Work out how many lines in the data hold the word "превышения", and reply with that number only.

──────

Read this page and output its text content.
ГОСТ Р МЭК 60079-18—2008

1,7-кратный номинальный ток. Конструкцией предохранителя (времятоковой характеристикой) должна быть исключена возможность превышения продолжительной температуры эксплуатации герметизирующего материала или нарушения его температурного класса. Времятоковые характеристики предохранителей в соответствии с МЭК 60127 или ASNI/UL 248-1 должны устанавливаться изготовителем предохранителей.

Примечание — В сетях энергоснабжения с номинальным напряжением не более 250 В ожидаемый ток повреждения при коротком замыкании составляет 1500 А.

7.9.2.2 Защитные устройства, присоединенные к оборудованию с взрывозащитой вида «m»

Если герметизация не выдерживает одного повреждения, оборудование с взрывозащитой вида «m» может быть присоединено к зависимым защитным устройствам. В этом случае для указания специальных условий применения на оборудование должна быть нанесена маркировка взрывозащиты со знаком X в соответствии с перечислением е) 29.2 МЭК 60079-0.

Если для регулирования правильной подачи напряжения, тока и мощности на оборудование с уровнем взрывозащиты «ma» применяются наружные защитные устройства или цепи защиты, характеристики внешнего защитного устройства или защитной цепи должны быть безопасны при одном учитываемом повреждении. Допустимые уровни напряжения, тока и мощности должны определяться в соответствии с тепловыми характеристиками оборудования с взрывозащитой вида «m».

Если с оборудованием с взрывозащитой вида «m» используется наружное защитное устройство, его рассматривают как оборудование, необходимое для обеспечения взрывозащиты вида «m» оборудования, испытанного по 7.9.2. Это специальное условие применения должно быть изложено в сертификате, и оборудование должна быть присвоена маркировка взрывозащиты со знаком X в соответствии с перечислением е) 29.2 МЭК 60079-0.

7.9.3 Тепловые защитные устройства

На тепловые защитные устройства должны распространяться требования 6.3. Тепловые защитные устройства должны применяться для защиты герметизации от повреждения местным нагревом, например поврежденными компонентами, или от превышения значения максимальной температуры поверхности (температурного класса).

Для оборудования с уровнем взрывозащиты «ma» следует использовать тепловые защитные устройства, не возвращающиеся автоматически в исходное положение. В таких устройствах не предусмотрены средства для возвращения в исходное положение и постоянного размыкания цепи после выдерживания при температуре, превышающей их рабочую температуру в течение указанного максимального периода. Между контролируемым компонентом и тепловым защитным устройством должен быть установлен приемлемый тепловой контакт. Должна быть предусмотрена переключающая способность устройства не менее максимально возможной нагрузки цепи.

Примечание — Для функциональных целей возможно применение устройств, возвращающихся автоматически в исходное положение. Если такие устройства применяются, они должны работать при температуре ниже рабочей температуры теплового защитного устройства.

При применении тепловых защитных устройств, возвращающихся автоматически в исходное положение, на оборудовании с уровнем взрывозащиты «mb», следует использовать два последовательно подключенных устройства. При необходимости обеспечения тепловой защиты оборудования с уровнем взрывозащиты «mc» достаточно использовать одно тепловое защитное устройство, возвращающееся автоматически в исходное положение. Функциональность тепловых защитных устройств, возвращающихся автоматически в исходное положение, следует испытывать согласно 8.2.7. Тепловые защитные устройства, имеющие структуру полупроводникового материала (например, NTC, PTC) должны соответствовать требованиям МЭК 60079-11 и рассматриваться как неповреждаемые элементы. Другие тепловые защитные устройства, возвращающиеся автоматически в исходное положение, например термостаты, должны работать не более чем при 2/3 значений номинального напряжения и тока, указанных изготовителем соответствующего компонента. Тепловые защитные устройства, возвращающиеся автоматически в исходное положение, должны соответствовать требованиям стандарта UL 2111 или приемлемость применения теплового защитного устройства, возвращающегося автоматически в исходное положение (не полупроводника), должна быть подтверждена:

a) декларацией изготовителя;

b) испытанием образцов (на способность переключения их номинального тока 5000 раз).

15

──────

### SOLUTION TO THIS TASK
2